## TASK DIRECTIONS
Reproduce every line of the listing below verbatim, keeping each character, space and number unchanged.

## SUPPLIED DATA
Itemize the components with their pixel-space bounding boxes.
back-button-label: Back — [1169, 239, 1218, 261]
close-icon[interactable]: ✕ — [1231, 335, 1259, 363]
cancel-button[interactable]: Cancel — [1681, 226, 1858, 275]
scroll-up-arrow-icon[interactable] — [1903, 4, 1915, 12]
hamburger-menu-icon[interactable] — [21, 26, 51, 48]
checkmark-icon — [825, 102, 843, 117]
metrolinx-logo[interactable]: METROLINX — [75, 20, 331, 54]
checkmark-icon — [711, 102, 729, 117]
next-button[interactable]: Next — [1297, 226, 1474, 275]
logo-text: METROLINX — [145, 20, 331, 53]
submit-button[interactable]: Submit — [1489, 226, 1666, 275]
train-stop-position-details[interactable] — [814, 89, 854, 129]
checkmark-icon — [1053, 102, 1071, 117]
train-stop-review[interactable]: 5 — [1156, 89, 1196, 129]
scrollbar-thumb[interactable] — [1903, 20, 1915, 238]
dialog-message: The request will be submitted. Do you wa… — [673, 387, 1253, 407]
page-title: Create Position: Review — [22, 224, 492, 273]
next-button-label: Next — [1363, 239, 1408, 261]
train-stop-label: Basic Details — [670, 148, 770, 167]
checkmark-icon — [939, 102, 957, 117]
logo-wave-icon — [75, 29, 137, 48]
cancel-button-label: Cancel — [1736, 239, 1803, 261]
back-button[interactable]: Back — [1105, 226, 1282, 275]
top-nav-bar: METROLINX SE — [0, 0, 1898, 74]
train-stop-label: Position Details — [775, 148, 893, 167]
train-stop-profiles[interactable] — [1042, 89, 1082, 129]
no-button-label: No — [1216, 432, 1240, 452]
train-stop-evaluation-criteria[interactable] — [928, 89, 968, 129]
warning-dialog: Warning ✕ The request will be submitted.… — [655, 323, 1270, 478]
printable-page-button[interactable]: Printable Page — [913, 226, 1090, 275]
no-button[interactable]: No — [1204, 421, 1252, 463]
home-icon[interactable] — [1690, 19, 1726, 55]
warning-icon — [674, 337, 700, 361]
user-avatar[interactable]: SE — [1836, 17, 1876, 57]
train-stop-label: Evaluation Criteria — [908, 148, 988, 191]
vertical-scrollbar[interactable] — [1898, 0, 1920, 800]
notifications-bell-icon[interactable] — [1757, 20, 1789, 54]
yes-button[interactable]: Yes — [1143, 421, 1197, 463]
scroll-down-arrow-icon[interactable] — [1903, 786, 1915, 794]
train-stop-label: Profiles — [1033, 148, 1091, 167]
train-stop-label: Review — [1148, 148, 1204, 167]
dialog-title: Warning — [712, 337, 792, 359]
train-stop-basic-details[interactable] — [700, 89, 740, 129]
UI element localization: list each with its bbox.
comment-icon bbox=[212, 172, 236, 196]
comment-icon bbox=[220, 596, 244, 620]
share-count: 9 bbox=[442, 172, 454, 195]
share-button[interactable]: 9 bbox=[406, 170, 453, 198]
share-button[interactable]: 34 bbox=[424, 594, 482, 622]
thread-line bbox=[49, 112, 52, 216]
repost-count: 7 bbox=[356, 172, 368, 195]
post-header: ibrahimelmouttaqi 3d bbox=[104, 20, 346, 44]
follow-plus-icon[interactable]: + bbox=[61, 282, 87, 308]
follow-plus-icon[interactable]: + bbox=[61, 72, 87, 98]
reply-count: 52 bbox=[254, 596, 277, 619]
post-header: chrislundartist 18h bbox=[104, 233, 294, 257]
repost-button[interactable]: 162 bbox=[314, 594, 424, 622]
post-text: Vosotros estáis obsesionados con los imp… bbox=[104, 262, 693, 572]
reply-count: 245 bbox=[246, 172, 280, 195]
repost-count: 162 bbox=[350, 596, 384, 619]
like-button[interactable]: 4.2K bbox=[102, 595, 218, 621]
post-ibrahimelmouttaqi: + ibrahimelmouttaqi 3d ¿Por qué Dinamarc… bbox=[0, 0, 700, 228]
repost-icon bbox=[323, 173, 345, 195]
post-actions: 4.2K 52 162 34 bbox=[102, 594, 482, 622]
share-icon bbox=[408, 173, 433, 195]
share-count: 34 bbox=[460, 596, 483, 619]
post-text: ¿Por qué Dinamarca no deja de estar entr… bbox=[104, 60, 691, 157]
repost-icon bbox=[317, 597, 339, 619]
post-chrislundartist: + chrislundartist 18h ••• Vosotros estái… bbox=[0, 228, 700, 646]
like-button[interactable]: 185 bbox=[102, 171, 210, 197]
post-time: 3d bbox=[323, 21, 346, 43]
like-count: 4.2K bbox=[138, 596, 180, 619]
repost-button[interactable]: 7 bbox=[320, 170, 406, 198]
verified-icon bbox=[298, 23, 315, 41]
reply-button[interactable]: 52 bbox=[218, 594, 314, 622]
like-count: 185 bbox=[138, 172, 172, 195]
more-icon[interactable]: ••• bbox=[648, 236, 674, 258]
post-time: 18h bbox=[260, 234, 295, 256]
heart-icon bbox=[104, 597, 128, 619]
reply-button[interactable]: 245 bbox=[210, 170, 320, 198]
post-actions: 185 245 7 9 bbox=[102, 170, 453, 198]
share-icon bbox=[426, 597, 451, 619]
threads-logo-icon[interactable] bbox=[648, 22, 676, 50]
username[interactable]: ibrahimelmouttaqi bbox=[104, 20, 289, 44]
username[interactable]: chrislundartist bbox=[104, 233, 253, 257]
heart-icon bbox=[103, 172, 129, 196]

## RESULT FOR THIS TASK
Itemize the components with their pixel-space bounding boxes.
back-button-label: Back — [1169, 239, 1218, 261]
close-icon[interactable]: ✕ — [1231, 335, 1259, 363]
cancel-button[interactable]: Cancel — [1681, 226, 1858, 275]
scroll-up-arrow-icon[interactable] — [1903, 4, 1915, 12]
hamburger-menu-icon[interactable] — [21, 26, 51, 48]
checkmark-icon — [825, 102, 843, 117]
metrolinx-logo[interactable]: METROLINX — [75, 20, 331, 54]
checkmark-icon — [711, 102, 729, 117]
next-button[interactable]: Next — [1297, 226, 1474, 275]
logo-text: METROLINX — [145, 20, 331, 53]
submit-button[interactable]: Submit — [1489, 226, 1666, 275]
train-stop-position-details[interactable] — [814, 89, 854, 129]
checkmark-icon — [1053, 102, 1071, 117]
train-stop-review[interactable]: 5 — [1156, 89, 1196, 129]
scrollbar-thumb[interactable] — [1903, 20, 1915, 238]
dialog-message: The request will be submitted. Do you wa… — [673, 387, 1253, 407]
page-title: Create Position: Review — [22, 224, 492, 273]
next-button-label: Next — [1363, 239, 1408, 261]
train-stop-label: Basic Details — [670, 148, 770, 167]
checkmark-icon — [939, 102, 957, 117]
logo-wave-icon — [75, 29, 137, 48]
cancel-button-label: Cancel — [1736, 239, 1803, 261]
back-button[interactable]: Back — [1105, 226, 1282, 275]
top-nav-bar: METROLINX SE — [0, 0, 1898, 74]
train-stop-label: Position Details — [775, 148, 893, 167]
train-stop-profiles[interactable] — [1042, 89, 1082, 129]
no-button-label: No — [1216, 432, 1240, 452]
train-stop-evaluation-criteria[interactable] — [928, 89, 968, 129]
warning-dialog: Warning ✕ The request will be submitted.… — [655, 323, 1270, 478]
printable-page-button[interactable]: Printable Page — [913, 226, 1090, 275]
no-button[interactable]: No — [1204, 421, 1252, 463]
home-icon[interactable] — [1690, 19, 1726, 55]
warning-icon — [674, 337, 700, 361]
user-avatar[interactable]: SE — [1836, 17, 1876, 57]
train-stop-label: Evaluation Criteria — [908, 148, 988, 191]
vertical-scrollbar[interactable] — [1898, 0, 1920, 800]
notifications-bell-icon[interactable] — [1757, 20, 1789, 54]
yes-button[interactable]: Yes — [1143, 421, 1197, 463]
scroll-down-arrow-icon[interactable] — [1903, 786, 1915, 794]
train-stop-label: Profiles — [1033, 148, 1091, 167]
train-stop-label: Review — [1148, 148, 1204, 167]
dialog-title: Warning — [712, 337, 792, 359]
train-stop-basic-details[interactable] — [700, 89, 740, 129]
UI element localization: list each with its bbox.
comment-icon bbox=[212, 172, 236, 196]
comment-icon bbox=[220, 596, 244, 620]
share-count: 9 bbox=[442, 172, 454, 195]
share-button[interactable]: 9 bbox=[406, 170, 453, 198]
share-button[interactable]: 34 bbox=[424, 594, 482, 622]
thread-line bbox=[49, 112, 52, 216]
repost-count: 7 bbox=[356, 172, 368, 195]
post-header: ibrahimelmouttaqi 3d bbox=[104, 20, 346, 44]
follow-plus-icon[interactable]: + bbox=[61, 282, 87, 308]
follow-plus-icon[interactable]: + bbox=[61, 72, 87, 98]
reply-count: 52 bbox=[254, 596, 277, 619]
post-header: chrislundartist 18h bbox=[104, 233, 294, 257]
repost-button[interactable]: 162 bbox=[314, 594, 424, 622]
post-text: Vosotros estáis obsesionados con los imp… bbox=[104, 262, 693, 572]
reply-count: 245 bbox=[246, 172, 280, 195]
repost-count: 162 bbox=[350, 596, 384, 619]
like-button[interactable]: 4.2K bbox=[102, 595, 218, 621]
post-ibrahimelmouttaqi: + ibrahimelmouttaqi 3d ¿Por qué Dinamarc… bbox=[0, 0, 700, 228]
repost-icon bbox=[323, 173, 345, 195]
post-actions: 4.2K 52 162 34 bbox=[102, 594, 482, 622]
share-icon bbox=[408, 173, 433, 195]
share-count: 34 bbox=[460, 596, 483, 619]
post-text: ¿Por qué Dinamarca no deja de estar entr… bbox=[104, 60, 691, 157]
repost-icon bbox=[317, 597, 339, 619]
post-chrislundartist: + chrislundartist 18h ••• Vosotros estái… bbox=[0, 228, 700, 646]
like-button[interactable]: 185 bbox=[102, 171, 210, 197]
post-time: 3d bbox=[323, 21, 346, 43]
like-count: 4.2K bbox=[138, 596, 180, 619]
repost-button[interactable]: 7 bbox=[320, 170, 406, 198]
verified-icon bbox=[298, 23, 315, 41]
reply-button[interactable]: 52 bbox=[218, 594, 314, 622]
like-count: 185 bbox=[138, 172, 172, 195]
more-icon[interactable]: ••• bbox=[648, 236, 674, 258]
post-time: 18h bbox=[260, 234, 295, 256]
heart-icon bbox=[104, 597, 128, 619]
reply-button[interactable]: 245 bbox=[210, 170, 320, 198]
post-actions: 185 245 7 9 bbox=[102, 170, 453, 198]
share-icon bbox=[426, 597, 451, 619]
threads-logo-icon[interactable] bbox=[648, 22, 676, 50]
username[interactable]: ibrahimelmouttaqi bbox=[104, 20, 289, 44]
username[interactable]: chrislundartist bbox=[104, 233, 253, 257]
heart-icon bbox=[103, 172, 129, 196]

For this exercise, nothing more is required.